→ **REQUIRED WORK**:
Below are some records; give them all again exactly, but not the pictures.

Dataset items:
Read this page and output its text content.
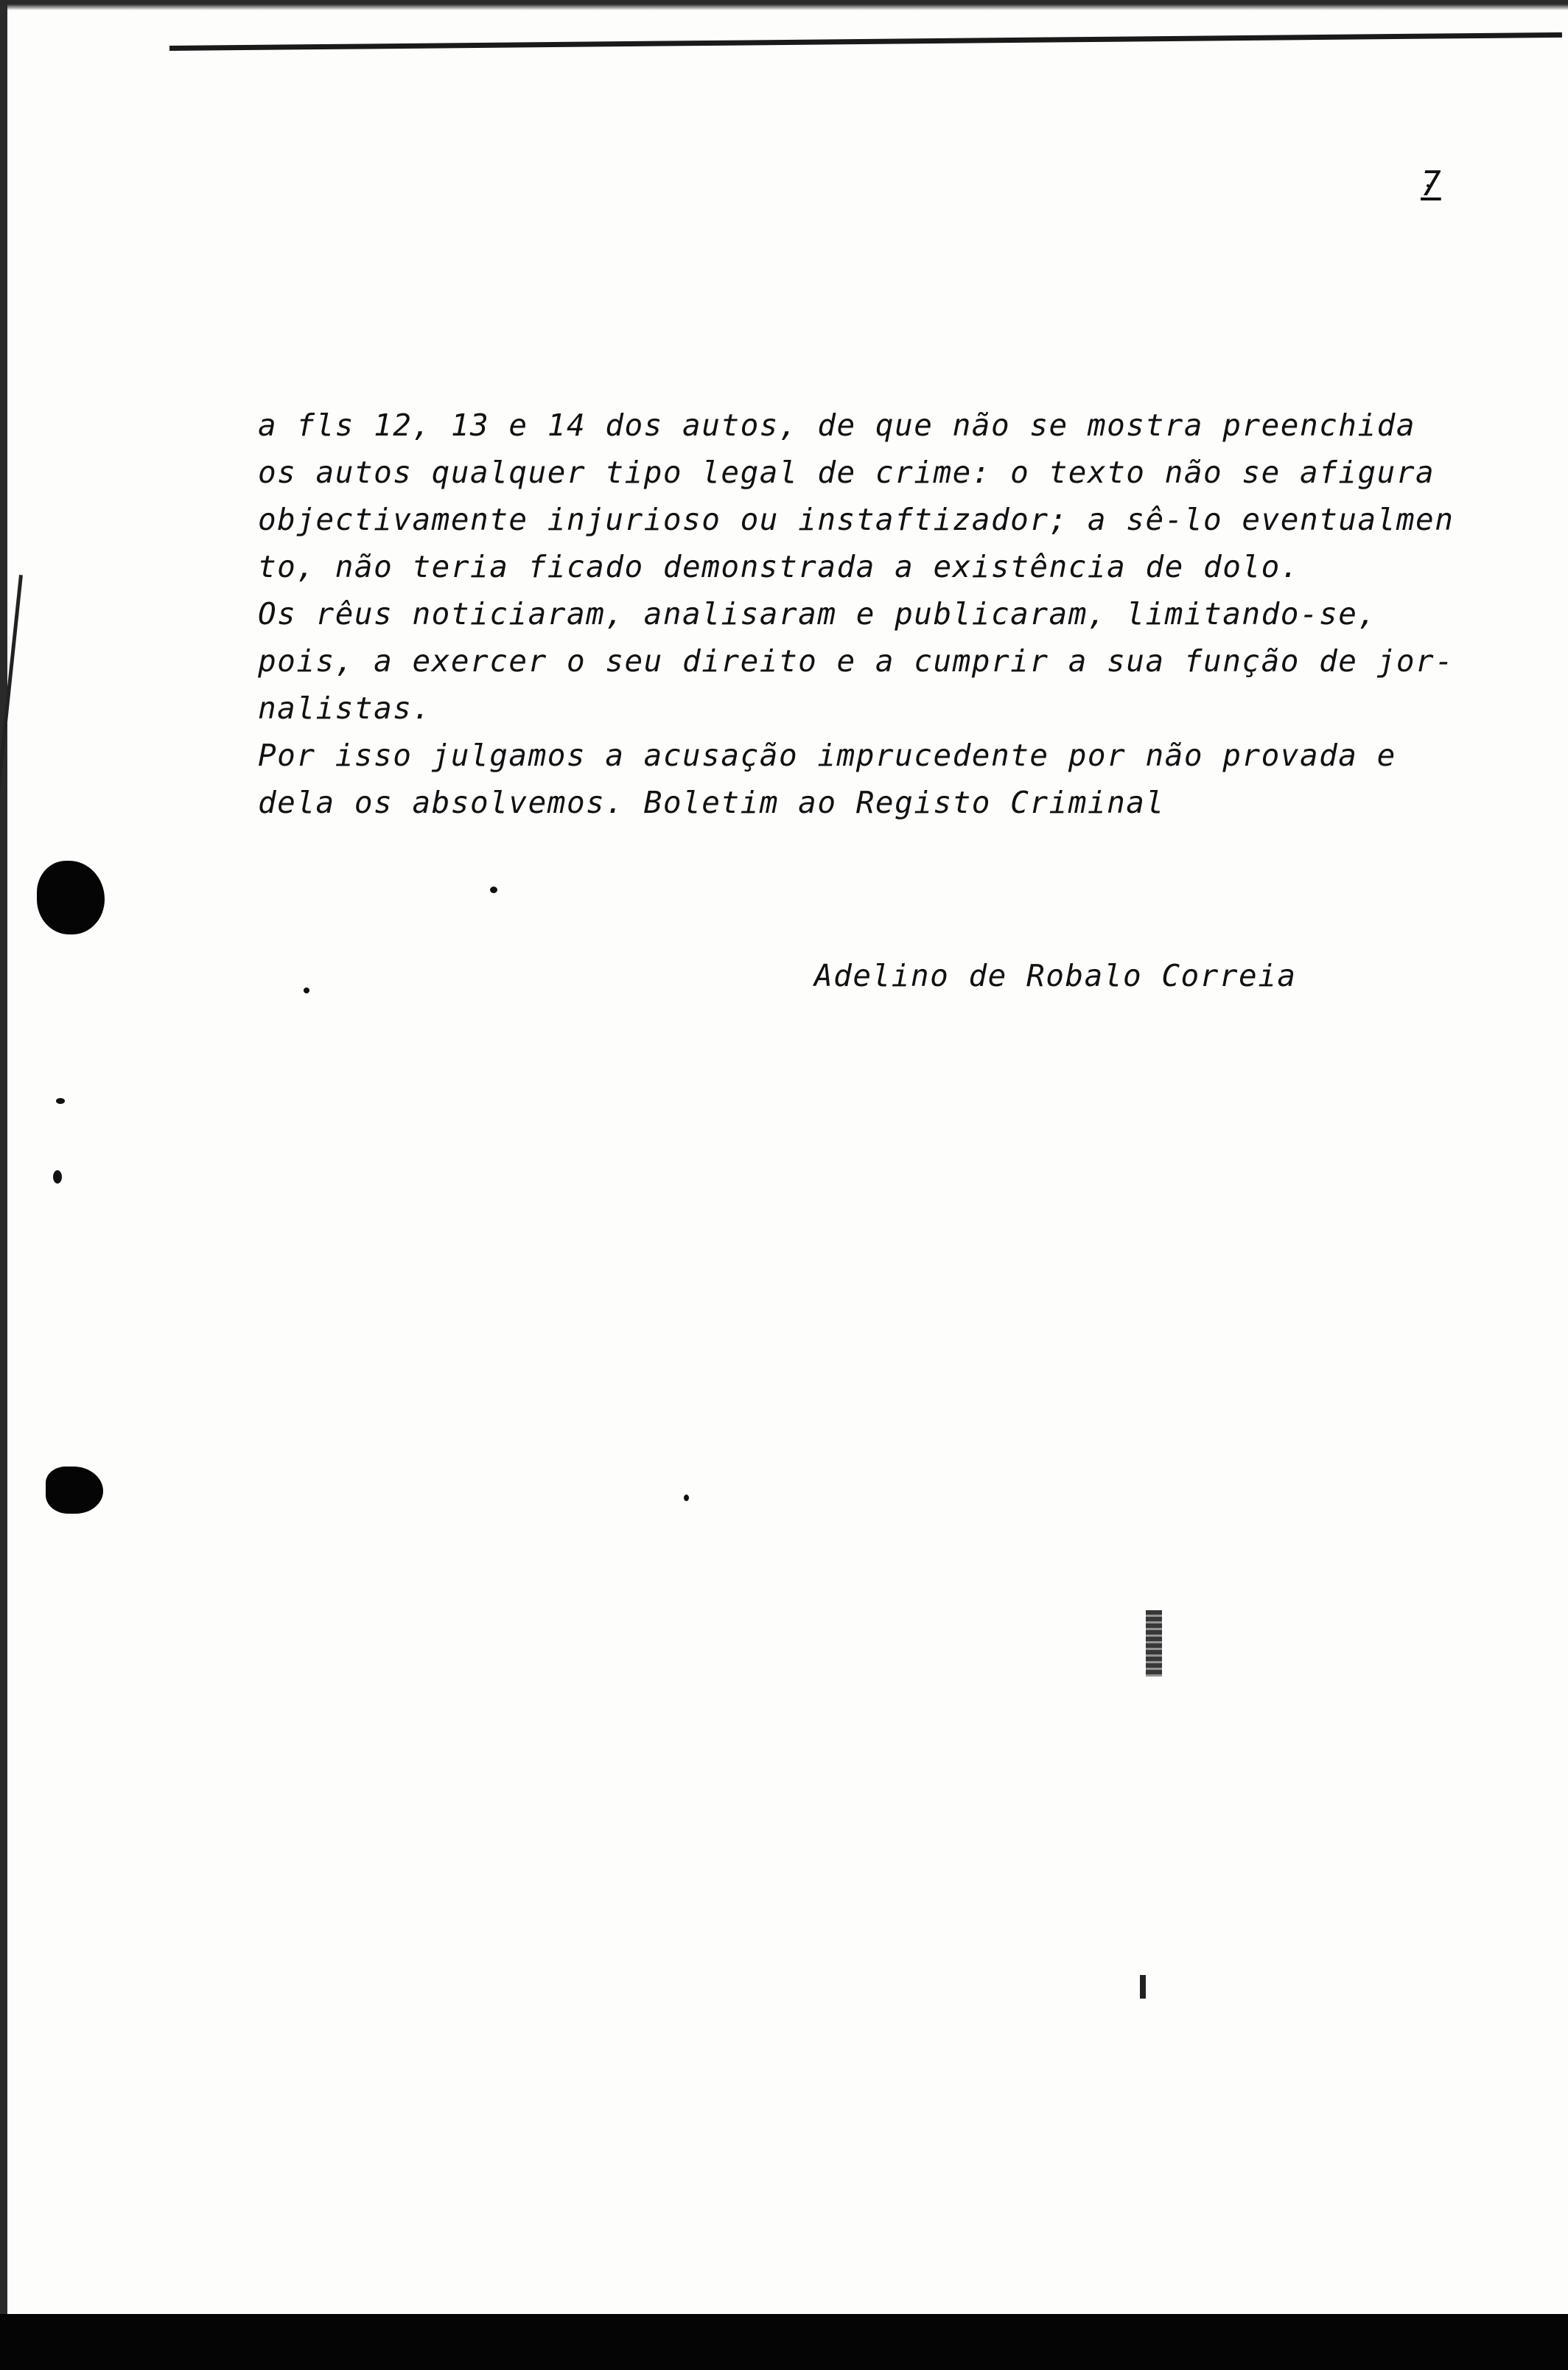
7
a fls 12, 13 e 14 dos autos, de que não se mostra preenchida
os autos qualquer tipo legal de crime: o texto não se afigura
objectivamente injurioso ou instaftizador; a sê-lo eventualmen
to, não teria ficado demonstrada a existência de dolo.
Os rêus noticiaram, analisaram e publicaram, limitando-se,
pois, a exercer o seu direito e a cumprir a sua função de jor-
nalistas.
Por isso julgamos a acusação imprucedente por não provada e
dela os absolvemos. Boletim ao Registo Criminal
Adelino de Robalo Correia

→ **SOLUTION TO THE EXERCISE**:
Read this page and output its text content.
7
a fls 12, 13 e 14 dos autos, de que não se mostra preenchida
os autos qualquer tipo legal de crime: o texto não se afigura
objectivamente injurioso ou instaftizador; a sê-lo eventualmen
to, não teria ficado demonstrada a existência de dolo.
Os rêus noticiaram, analisaram e publicaram, limitando-se,
pois, a exercer o seu direito e a cumprir a sua função de jor-
nalistas.
Por isso julgamos a acusação imprucedente por não provada e
dela os absolvemos. Boletim ao Registo Criminal
Adelino de Robalo Correia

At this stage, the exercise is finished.